**What is expected**
Give the listing below again in full, exactly as written.

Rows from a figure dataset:

'''

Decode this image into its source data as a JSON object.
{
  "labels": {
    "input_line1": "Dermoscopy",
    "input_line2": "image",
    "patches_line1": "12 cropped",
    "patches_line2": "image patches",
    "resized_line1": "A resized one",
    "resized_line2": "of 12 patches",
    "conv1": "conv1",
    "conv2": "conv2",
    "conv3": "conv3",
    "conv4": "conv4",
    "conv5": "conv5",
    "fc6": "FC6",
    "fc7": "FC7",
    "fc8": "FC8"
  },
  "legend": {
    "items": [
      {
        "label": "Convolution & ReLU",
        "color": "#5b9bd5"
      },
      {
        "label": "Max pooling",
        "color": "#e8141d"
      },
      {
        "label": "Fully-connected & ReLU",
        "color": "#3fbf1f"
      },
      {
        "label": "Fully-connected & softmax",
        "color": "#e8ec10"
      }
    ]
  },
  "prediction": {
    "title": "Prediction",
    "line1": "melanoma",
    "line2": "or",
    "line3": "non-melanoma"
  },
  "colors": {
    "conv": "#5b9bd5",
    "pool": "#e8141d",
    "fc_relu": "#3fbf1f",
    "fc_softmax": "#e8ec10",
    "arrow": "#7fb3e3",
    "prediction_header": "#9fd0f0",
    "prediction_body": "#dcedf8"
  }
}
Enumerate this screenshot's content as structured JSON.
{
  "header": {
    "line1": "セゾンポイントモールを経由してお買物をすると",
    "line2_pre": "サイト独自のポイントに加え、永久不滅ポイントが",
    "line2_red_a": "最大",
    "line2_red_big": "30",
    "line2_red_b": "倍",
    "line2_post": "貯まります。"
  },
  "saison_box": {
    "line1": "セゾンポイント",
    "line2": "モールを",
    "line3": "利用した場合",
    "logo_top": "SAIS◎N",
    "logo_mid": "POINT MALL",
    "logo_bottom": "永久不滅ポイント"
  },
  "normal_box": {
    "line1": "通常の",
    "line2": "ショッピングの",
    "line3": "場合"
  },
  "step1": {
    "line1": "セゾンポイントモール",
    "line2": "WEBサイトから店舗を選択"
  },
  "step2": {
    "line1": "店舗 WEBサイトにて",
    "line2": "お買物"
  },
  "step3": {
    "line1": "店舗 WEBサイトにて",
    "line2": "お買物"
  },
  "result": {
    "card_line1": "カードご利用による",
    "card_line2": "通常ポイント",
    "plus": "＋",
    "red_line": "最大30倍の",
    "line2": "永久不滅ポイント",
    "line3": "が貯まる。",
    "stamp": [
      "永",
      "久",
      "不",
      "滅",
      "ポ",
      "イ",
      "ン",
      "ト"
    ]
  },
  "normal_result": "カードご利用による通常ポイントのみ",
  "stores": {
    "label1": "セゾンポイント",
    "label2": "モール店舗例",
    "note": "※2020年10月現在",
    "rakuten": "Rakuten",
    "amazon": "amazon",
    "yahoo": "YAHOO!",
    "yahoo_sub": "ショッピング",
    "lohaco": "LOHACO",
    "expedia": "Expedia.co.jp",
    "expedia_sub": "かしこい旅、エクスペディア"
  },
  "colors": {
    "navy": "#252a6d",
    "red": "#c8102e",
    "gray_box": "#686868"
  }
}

'''

**Written response**
Decode this image into its source data as a JSON object.
{
  "labels": {
    "input_line1": "Dermoscopy",
    "input_line2": "image",
    "patches_line1": "12 cropped",
    "patches_line2": "image patches",
    "resized_line1": "A resized one",
    "resized_line2": "of 12 patches",
    "conv1": "conv1",
    "conv2": "conv2",
    "conv3": "conv3",
    "conv4": "conv4",
    "conv5": "conv5",
    "fc6": "FC6",
    "fc7": "FC7",
    "fc8": "FC8"
  },
  "legend": {
    "items": [
      {
        "label": "Convolution & ReLU",
        "color": "#5b9bd5"
      },
      {
        "label": "Max pooling",
        "color": "#e8141d"
      },
      {
        "label": "Fully-connected & ReLU",
        "color": "#3fbf1f"
      },
      {
        "label": "Fully-connected & softmax",
        "color": "#e8ec10"
      }
    ]
  },
  "prediction": {
    "title": "Prediction",
    "line1": "melanoma",
    "line2": "or",
    "line3": "non-melanoma"
  },
  "colors": {
    "conv": "#5b9bd5",
    "pool": "#e8141d",
    "fc_relu": "#3fbf1f",
    "fc_softmax": "#e8ec10",
    "arrow": "#7fb3e3",
    "prediction_header": "#9fd0f0",
    "prediction_body": "#dcedf8"
  }
}
Enumerate this screenshot's content as structured JSON.
{
  "header": {
    "line1": "セゾンポイントモールを経由してお買物をすると",
    "line2_pre": "サイト独自のポイントに加え、永久不滅ポイントが",
    "line2_red_a": "最大",
    "line2_red_big": "30",
    "line2_red_b": "倍",
    "line2_post": "貯まります。"
  },
  "saison_box": {
    "line1": "セゾンポイント",
    "line2": "モールを",
    "line3": "利用した場合",
    "logo_top": "SAIS◎N",
    "logo_mid": "POINT MALL",
    "logo_bottom": "永久不滅ポイント"
  },
  "normal_box": {
    "line1": "通常の",
    "line2": "ショッピングの",
    "line3": "場合"
  },
  "step1": {
    "line1": "セゾンポイントモール",
    "line2": "WEBサイトから店舗を選択"
  },
  "step2": {
    "line1": "店舗 WEBサイトにて",
    "line2": "お買物"
  },
  "step3": {
    "line1": "店舗 WEBサイトにて",
    "line2": "お買物"
  },
  "result": {
    "card_line1": "カードご利用による",
    "card_line2": "通常ポイント",
    "plus": "＋",
    "red_line": "最大30倍の",
    "line2": "永久不滅ポイント",
    "line3": "が貯まる。",
    "stamp": [
      "永",
      "久",
      "不",
      "滅",
      "ポ",
      "イ",
      "ン",
      "ト"
    ]
  },
  "normal_result": "カードご利用による通常ポイントのみ",
  "stores": {
    "label1": "セゾンポイント",
    "label2": "モール店舗例",
    "note": "※2020年10月現在",
    "rakuten": "Rakuten",
    "amazon": "amazon",
    "yahoo": "YAHOO!",
    "yahoo_sub": "ショッピング",
    "lohaco": "LOHACO",
    "expedia": "Expedia.co.jp",
    "expedia_sub": "かしこい旅、エクスペディア"
  },
  "colors": {
    "navy": "#252a6d",
    "red": "#c8102e",
    "gray_box": "#686868"
  }
}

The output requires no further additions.